GIVEN REQUEST:
In the listing below, find every line with the string "name" and pull it out.

RAW DATA:

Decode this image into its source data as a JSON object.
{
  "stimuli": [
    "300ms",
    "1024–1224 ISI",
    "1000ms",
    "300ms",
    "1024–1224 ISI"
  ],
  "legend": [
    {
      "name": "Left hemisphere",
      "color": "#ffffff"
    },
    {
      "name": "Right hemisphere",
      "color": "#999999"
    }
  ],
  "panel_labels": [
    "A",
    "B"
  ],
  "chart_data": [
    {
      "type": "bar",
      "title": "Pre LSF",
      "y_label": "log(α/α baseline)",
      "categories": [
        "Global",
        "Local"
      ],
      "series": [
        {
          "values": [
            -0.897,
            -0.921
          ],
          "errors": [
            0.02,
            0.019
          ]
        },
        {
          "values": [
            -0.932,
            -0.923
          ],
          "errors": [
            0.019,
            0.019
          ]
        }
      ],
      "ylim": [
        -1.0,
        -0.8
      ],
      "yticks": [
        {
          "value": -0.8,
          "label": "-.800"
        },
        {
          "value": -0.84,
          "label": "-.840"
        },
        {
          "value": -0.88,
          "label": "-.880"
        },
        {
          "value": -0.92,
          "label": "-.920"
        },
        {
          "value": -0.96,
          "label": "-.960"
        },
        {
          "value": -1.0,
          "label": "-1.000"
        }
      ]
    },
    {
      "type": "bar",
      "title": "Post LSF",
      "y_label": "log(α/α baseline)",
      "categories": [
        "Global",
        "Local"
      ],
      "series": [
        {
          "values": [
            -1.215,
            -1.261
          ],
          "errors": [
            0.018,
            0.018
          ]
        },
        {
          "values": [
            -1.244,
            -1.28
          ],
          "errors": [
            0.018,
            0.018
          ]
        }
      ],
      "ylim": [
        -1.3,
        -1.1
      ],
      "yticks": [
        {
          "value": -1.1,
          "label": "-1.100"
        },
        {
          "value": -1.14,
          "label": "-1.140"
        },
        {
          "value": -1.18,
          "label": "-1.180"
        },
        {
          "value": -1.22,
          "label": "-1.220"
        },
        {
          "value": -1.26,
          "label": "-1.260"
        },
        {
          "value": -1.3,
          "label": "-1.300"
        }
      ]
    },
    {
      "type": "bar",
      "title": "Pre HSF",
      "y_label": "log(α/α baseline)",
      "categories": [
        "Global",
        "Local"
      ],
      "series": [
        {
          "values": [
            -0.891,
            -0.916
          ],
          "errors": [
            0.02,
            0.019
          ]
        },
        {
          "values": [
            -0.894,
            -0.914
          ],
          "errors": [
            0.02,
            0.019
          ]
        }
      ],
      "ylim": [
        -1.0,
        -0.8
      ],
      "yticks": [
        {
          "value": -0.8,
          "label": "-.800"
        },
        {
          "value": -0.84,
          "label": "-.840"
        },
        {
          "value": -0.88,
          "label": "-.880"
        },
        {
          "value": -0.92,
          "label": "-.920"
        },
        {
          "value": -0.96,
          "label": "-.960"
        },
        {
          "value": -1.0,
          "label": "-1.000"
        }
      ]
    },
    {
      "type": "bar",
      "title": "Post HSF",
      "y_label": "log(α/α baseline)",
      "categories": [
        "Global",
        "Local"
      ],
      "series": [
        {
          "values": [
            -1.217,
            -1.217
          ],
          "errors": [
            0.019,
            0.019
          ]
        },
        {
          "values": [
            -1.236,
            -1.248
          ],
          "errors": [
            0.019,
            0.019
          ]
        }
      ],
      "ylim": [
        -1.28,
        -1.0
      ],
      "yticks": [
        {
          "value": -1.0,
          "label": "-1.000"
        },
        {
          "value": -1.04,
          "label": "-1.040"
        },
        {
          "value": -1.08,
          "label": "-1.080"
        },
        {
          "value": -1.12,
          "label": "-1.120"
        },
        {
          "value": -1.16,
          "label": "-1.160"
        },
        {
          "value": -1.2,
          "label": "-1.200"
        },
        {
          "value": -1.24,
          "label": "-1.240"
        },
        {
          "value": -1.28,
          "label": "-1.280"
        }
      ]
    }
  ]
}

ANSWER TO THE EXERCISE:
      "name": "Left hemisphere",
      "name": "Right hemisphere",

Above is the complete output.